[Rows from a figure dataset]
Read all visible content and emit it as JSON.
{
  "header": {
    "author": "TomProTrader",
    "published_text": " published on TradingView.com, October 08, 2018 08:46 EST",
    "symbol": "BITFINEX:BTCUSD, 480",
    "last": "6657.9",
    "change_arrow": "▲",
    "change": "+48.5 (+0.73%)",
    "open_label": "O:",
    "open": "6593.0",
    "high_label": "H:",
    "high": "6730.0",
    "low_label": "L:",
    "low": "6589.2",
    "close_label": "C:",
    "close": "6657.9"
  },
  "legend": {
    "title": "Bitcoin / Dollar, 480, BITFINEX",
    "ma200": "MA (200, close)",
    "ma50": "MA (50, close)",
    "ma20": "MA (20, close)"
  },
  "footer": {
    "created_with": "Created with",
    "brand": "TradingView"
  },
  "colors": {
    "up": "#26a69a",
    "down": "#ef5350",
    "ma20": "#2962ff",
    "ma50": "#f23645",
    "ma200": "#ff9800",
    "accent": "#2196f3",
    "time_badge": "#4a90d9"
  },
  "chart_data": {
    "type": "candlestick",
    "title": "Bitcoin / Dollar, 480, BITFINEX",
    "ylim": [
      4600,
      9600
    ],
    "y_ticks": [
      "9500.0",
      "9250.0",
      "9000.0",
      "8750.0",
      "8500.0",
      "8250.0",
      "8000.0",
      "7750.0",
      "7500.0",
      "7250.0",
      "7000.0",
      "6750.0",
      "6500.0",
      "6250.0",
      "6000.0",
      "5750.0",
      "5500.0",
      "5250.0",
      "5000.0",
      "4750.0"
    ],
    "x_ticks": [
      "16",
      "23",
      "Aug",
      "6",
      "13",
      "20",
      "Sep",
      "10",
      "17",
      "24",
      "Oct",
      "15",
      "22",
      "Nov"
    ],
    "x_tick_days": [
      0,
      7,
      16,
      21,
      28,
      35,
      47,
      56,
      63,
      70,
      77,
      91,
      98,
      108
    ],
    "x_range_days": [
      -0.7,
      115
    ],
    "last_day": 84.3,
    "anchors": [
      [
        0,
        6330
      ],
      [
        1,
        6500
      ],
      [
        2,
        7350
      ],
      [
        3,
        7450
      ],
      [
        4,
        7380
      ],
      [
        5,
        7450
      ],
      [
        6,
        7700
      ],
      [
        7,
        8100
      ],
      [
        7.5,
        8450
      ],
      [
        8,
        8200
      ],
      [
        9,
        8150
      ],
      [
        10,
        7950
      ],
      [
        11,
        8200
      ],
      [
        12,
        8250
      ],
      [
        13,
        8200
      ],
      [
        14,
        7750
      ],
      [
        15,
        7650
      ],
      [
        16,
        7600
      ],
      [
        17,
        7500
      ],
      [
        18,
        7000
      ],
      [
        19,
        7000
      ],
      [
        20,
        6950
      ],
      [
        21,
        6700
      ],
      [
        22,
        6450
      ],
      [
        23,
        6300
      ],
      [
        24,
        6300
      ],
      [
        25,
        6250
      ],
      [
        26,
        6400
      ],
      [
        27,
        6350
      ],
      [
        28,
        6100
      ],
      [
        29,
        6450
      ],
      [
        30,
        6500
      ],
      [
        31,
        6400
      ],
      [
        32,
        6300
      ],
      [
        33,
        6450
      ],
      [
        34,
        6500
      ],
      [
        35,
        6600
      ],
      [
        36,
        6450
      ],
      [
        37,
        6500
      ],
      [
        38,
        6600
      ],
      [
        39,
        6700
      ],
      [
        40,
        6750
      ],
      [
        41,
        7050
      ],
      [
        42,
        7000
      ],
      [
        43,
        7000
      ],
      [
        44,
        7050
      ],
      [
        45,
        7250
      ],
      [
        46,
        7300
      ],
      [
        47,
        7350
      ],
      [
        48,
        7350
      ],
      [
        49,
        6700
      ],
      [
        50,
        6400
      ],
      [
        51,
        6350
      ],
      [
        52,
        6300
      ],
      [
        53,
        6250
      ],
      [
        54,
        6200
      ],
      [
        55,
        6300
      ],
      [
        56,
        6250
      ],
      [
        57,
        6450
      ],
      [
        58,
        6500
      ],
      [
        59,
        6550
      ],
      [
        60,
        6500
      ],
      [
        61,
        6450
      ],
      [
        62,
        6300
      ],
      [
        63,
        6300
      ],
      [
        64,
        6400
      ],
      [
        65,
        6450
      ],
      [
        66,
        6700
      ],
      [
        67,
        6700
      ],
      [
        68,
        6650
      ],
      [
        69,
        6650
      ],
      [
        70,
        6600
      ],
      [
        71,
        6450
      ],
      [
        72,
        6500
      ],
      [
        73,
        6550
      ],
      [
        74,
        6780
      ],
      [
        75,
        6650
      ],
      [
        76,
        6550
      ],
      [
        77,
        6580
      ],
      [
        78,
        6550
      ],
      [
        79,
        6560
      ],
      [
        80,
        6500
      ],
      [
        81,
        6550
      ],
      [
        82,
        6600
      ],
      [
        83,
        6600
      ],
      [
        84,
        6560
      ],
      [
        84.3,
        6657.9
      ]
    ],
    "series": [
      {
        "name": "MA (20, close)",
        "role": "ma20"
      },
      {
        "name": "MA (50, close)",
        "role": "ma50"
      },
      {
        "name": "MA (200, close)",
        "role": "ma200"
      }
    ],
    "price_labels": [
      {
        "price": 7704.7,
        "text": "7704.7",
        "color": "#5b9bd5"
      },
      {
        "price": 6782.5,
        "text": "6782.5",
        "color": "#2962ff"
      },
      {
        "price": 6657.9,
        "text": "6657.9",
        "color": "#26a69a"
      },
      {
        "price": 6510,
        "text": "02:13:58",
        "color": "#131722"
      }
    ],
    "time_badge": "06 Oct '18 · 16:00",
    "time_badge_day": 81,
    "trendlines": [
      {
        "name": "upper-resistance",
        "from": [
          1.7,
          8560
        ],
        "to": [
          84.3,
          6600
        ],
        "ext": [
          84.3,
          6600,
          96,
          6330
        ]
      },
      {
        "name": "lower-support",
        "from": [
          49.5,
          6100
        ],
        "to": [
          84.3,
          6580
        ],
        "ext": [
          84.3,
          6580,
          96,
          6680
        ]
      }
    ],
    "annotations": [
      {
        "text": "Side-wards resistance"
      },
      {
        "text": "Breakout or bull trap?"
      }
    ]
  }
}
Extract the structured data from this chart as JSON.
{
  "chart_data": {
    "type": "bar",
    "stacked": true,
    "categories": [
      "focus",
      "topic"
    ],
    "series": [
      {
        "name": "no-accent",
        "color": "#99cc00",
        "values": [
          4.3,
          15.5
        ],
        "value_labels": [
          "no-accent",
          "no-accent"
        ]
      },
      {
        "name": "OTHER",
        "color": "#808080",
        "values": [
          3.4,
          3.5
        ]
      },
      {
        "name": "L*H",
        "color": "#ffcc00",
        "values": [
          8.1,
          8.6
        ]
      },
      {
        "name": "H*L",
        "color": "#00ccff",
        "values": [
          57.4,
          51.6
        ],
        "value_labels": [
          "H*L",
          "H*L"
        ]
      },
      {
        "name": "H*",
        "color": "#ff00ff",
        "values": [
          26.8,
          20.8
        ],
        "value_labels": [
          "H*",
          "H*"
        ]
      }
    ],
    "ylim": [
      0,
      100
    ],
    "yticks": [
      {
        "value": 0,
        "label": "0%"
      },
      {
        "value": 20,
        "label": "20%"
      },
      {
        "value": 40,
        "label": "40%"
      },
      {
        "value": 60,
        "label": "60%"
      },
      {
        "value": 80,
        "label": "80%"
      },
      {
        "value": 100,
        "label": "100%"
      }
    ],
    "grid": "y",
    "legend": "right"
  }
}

_WHAT THIS TASK INVOLVES:_ Repeat the data verbatim.

_COMPLETE RESPONSE:_
Read all visible content and emit it as JSON.
{
  "header": {
    "author": "TomProTrader",
    "published_text": " published on TradingView.com, October 08, 2018 08:46 EST",
    "symbol": "BITFINEX:BTCUSD, 480",
    "last": "6657.9",
    "change_arrow": "▲",
    "change": "+48.5 (+0.73%)",
    "open_label": "O:",
    "open": "6593.0",
    "high_label": "H:",
    "high": "6730.0",
    "low_label": "L:",
    "low": "6589.2",
    "close_label": "C:",
    "close": "6657.9"
  },
  "legend": {
    "title": "Bitcoin / Dollar, 480, BITFINEX",
    "ma200": "MA (200, close)",
    "ma50": "MA (50, close)",
    "ma20": "MA (20, close)"
  },
  "footer": {
    "created_with": "Created with",
    "brand": "TradingView"
  },
  "colors": {
    "up": "#26a69a",
    "down": "#ef5350",
    "ma20": "#2962ff",
    "ma50": "#f23645",
    "ma200": "#ff9800",
    "accent": "#2196f3",
    "time_badge": "#4a90d9"
  },
  "chart_data": {
    "type": "candlestick",
    "title": "Bitcoin / Dollar, 480, BITFINEX",
    "ylim": [
      4600,
      9600
    ],
    "y_ticks": [
      "9500.0",
      "9250.0",
      "9000.0",
      "8750.0",
      "8500.0",
      "8250.0",
      "8000.0",
      "7750.0",
      "7500.0",
      "7250.0",
      "7000.0",
      "6750.0",
      "6500.0",
      "6250.0",
      "6000.0",
      "5750.0",
      "5500.0",
      "5250.0",
      "5000.0",
      "4750.0"
    ],
    "x_ticks": [
      "16",
      "23",
      "Aug",
      "6",
      "13",
      "20",
      "Sep",
      "10",
      "17",
      "24",
      "Oct",
      "15",
      "22",
      "Nov"
    ],
    "x_tick_days": [
      0,
      7,
      16,
      21,
      28,
      35,
      47,
      56,
      63,
      70,
      77,
      91,
      98,
      108
    ],
    "x_range_days": [
      -0.7,
      115
    ],
    "last_day": 84.3,
    "anchors": [
      [
        0,
        6330
      ],
      [
        1,
        6500
      ],
      [
        2,
        7350
      ],
      [
        3,
        7450
      ],
      [
        4,
        7380
      ],
      [
        5,
        7450
      ],
      [
        6,
        7700
      ],
      [
        7,
        8100
      ],
      [
        7.5,
        8450
      ],
      [
        8,
        8200
      ],
      [
        9,
        8150
      ],
      [
        10,
        7950
      ],
      [
        11,
        8200
      ],
      [
        12,
        8250
      ],
      [
        13,
        8200
      ],
      [
        14,
        7750
      ],
      [
        15,
        7650
      ],
      [
        16,
        7600
      ],
      [
        17,
        7500
      ],
      [
        18,
        7000
      ],
      [
        19,
        7000
      ],
      [
        20,
        6950
      ],
      [
        21,
        6700
      ],
      [
        22,
        6450
      ],
      [
        23,
        6300
      ],
      [
        24,
        6300
      ],
      [
        25,
        6250
      ],
      [
        26,
        6400
      ],
      [
        27,
        6350
      ],
      [
        28,
        6100
      ],
      [
        29,
        6450
      ],
      [
        30,
        6500
      ],
      [
        31,
        6400
      ],
      [
        32,
        6300
      ],
      [
        33,
        6450
      ],
      [
        34,
        6500
      ],
      [
        35,
        6600
      ],
      [
        36,
        6450
      ],
      [
        37,
        6500
      ],
      [
        38,
        6600
      ],
      [
        39,
        6700
      ],
      [
        40,
        6750
      ],
      [
        41,
        7050
      ],
      [
        42,
        7000
      ],
      [
        43,
        7000
      ],
      [
        44,
        7050
      ],
      [
        45,
        7250
      ],
      [
        46,
        7300
      ],
      [
        47,
        7350
      ],
      [
        48,
        7350
      ],
      [
        49,
        6700
      ],
      [
        50,
        6400
      ],
      [
        51,
        6350
      ],
      [
        52,
        6300
      ],
      [
        53,
        6250
      ],
      [
        54,
        6200
      ],
      [
        55,
        6300
      ],
      [
        56,
        6250
      ],
      [
        57,
        6450
      ],
      [
        58,
        6500
      ],
      [
        59,
        6550
      ],
      [
        60,
        6500
      ],
      [
        61,
        6450
      ],
      [
        62,
        6300
      ],
      [
        63,
        6300
      ],
      [
        64,
        6400
      ],
      [
        65,
        6450
      ],
      [
        66,
        6700
      ],
      [
        67,
        6700
      ],
      [
        68,
        6650
      ],
      [
        69,
        6650
      ],
      [
        70,
        6600
      ],
      [
        71,
        6450
      ],
      [
        72,
        6500
      ],
      [
        73,
        6550
      ],
      [
        74,
        6780
      ],
      [
        75,
        6650
      ],
      [
        76,
        6550
      ],
      [
        77,
        6580
      ],
      [
        78,
        6550
      ],
      [
        79,
        6560
      ],
      [
        80,
        6500
      ],
      [
        81,
        6550
      ],
      [
        82,
        6600
      ],
      [
        83,
        6600
      ],
      [
        84,
        6560
      ],
      [
        84.3,
        6657.9
      ]
    ],
    "series": [
      {
        "name": "MA (20, close)",
        "role": "ma20"
      },
      {
        "name": "MA (50, close)",
        "role": "ma50"
      },
      {
        "name": "MA (200, close)",
        "role": "ma200"
      }
    ],
    "price_labels": [
      {
        "price": 7704.7,
        "text": "7704.7",
        "color": "#5b9bd5"
      },
      {
        "price": 6782.5,
        "text": "6782.5",
        "color": "#2962ff"
      },
      {
        "price": 6657.9,
        "text": "6657.9",
        "color": "#26a69a"
      },
      {
        "price": 6510,
        "text": "02:13:58",
        "color": "#131722"
      }
    ],
    "time_badge": "06 Oct '18 · 16:00",
    "time_badge_day": 81,
    "trendlines": [
      {
        "name": "upper-resistance",
        "from": [
          1.7,
          8560
        ],
        "to": [
          84.3,
          6600
        ],
        "ext": [
          84.3,
          6600,
          96,
          6330
        ]
      },
      {
        "name": "lower-support",
        "from": [
          49.5,
          6100
        ],
        "to": [
          84.3,
          6580
        ],
        "ext": [
          84.3,
          6580,
          96,
          6680
        ]
      }
    ],
    "annotations": [
      {
        "text": "Side-wards resistance"
      },
      {
        "text": "Breakout or bull trap?"
      }
    ]
  }
}
Extract the structured data from this chart as JSON.
{
  "chart_data": {
    "type": "bar",
    "stacked": true,
    "categories": [
      "focus",
      "topic"
    ],
    "series": [
      {
        "name": "no-accent",
        "color": "#99cc00",
        "values": [
          4.3,
          15.5
        ],
        "value_labels": [
          "no-accent",
          "no-accent"
        ]
      },
      {
        "name": "OTHER",
        "color": "#808080",
        "values": [
          3.4,
          3.5
        ]
      },
      {
        "name": "L*H",
        "color": "#ffcc00",
        "values": [
          8.1,
          8.6
        ]
      },
      {
        "name": "H*L",
        "color": "#00ccff",
        "values": [
          57.4,
          51.6
        ],
        "value_labels": [
          "H*L",
          "H*L"
        ]
      },
      {
        "name": "H*",
        "color": "#ff00ff",
        "values": [
          26.8,
          20.8
        ],
        "value_labels": [
          "H*",
          "H*"
        ]
      }
    ],
    "ylim": [
      0,
      100
    ],
    "yticks": [
      {
        "value": 0,
        "label": "0%"
      },
      {
        "value": 20,
        "label": "20%"
      },
      {
        "value": 40,
        "label": "40%"
      },
      {
        "value": 60,
        "label": "60%"
      },
      {
        "value": 80,
        "label": "80%"
      },
      {
        "value": 100,
        "label": "100%"
      }
    ],
    "grid": "y",
    "legend": "right"
  }
}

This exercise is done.